= Textauszug =

= = = =

McAfee startet mit einem Rückblick in die vorindustrielle Zeit und zeigt, daß der einst von Thomas Robert Malthus (1766-1834) beschriebene negative Zusammenhang zwischen Bevölkerungsentwicklung und der Versorgungslage der Bevölkerung mit landwirtschaftlichen Produkten bis zu Beginn des 19. Jahrhunderts in der Tat eine wichtige Rolle gespielt hat. Wuchs die Bevölkerung deutlich schneller als die landwirtschaftliche Produktivität, kam es über die Jahrhunderte immer wieder zu extremen Hungersnöten. Viele Menschen starben, so daß die verbleibende Bevölkerung sich allmählich wieder ausreichend mit Lebensmitteln versorgen und über die Generationen weitere Kinder zeugen konnte – bis die nächste Versorgungs- und Hungerkrise das Bevölkerungswachstum erneut stoppte.

= = = =

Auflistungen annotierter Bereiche

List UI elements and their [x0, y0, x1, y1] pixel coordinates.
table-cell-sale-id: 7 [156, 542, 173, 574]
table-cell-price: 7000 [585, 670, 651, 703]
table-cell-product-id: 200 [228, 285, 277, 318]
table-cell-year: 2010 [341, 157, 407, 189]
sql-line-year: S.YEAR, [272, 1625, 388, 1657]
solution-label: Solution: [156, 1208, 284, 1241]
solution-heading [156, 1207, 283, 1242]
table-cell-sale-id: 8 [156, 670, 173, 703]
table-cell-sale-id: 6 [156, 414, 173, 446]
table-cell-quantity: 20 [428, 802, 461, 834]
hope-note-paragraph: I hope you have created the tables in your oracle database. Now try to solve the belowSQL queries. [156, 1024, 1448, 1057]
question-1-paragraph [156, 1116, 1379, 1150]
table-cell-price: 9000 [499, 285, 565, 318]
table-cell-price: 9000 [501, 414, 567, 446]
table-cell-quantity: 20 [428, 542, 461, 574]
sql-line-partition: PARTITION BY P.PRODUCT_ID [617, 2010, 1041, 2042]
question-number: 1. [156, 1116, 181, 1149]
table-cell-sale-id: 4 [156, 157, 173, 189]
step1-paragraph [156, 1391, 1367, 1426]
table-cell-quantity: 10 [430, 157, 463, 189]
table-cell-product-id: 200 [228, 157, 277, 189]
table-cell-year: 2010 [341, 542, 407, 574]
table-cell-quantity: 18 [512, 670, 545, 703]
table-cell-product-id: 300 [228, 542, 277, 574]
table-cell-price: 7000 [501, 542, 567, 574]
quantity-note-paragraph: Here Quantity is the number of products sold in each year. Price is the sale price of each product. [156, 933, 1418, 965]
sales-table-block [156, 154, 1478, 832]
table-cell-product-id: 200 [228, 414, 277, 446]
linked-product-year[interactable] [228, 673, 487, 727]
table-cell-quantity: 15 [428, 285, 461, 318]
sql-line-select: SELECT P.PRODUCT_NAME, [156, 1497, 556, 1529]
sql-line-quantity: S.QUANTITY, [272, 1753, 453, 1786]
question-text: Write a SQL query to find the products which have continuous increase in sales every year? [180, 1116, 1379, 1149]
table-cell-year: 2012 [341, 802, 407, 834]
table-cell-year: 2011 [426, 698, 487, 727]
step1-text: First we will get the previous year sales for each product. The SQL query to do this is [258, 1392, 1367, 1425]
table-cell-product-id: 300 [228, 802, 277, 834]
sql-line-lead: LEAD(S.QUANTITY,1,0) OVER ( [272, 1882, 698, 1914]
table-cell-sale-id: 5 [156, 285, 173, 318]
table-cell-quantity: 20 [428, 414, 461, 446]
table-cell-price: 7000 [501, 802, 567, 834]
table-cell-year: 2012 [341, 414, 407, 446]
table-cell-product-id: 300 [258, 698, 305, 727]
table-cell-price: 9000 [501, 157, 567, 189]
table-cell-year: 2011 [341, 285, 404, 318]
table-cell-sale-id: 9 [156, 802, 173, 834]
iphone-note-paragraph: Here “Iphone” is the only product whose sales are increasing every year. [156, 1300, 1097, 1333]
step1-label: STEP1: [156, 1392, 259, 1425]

= = = =

= Aufgaben =
(A) Bis zu welchem Zeitpunkt spielte laut dem Textauszug über Malthus der beschriebene negative Zusammenhang eine wichtige Rolle?
(B) Geben Sie den Textauszug über Malthus von „McAfee startet mit“ bis „Bevölkerungswachstum erneut stoppte.“ wortgetreu wieder.
(C) Führen Sie den Textauszug über Malthus an der Stelle weiter, an der er endet.
Für die Bearbeitung brauchen Sie die Datensätze nicht.

= Lösungen =
(A) Bis zu Beginn des 19. Jahrhunderts.

(B)
McAfee startet mit einem Rückblick in die vorindustrielle Zeit und zeigt, daß der einst von Thomas Robert Malthus (1766-1834) beschriebene negative Zusammenhang zwischen Bevölkerungsentwicklung und der Versorgungslage der Bevölkerung mit landwirtschaftlichen Produkten bis zu Beginn des 19. Jahrhunderts in der Tat eine wichtige Rolle gespielt hat. Wuchs die Bevölkerung deutlich schneller als die landwirtschaftliche Produktivität, kam es über die Jahrhunderte immer wieder zu extremen Hungersnöten. Viele Menschen starben, so daß die verbleibende Bevölkerung sich allmählich wieder ausreichend mit Lebensmitteln versorgen und über die Generationen weitere Kinder zeugen konnte – bis die nächste Versorgungs- und Hungerkrise das Bevölkerungswachstum erneut stoppte.

(C)
Mit der zunächst in England beginnenden kapitalistischen Industrialisierung setzt sich dieser periodische Zyklus, wie McAfee unter anderem anhand von Statistiken des britischen Ökonomen Gregory Clark zeigt, dort nicht mehr weiter fort. Ganz im Gegenteil nehmen Bevölkerungswachstum und der durchschnittliche, in Reallöhnen gemessene Lebensstandard in England ab Beginn des 19. Jahrhunderts ohne größere Einbrüche stetig zu. Im Laufe des 19. Jahrhunderts kommt es dann regelrecht zu einer Explosion des Lebensstandards, der keineswegs nur die wirtschaftliche Lage der oberen und mittleren Klassen und Schichten, sondern auch die der Arbeiterklasse stetig verbessert. Diese Verbesserung drückt sich nicht nur in allmählich steigenden Reallöhnen, sondern auch in einer kontinuierlichen Verbesserung der alltäglichen Lebensverhältnisse der gesamten Bevölkerung, vor allem in Bezug auf Nahrungsmittel, aber auch im Gesundheitswesen.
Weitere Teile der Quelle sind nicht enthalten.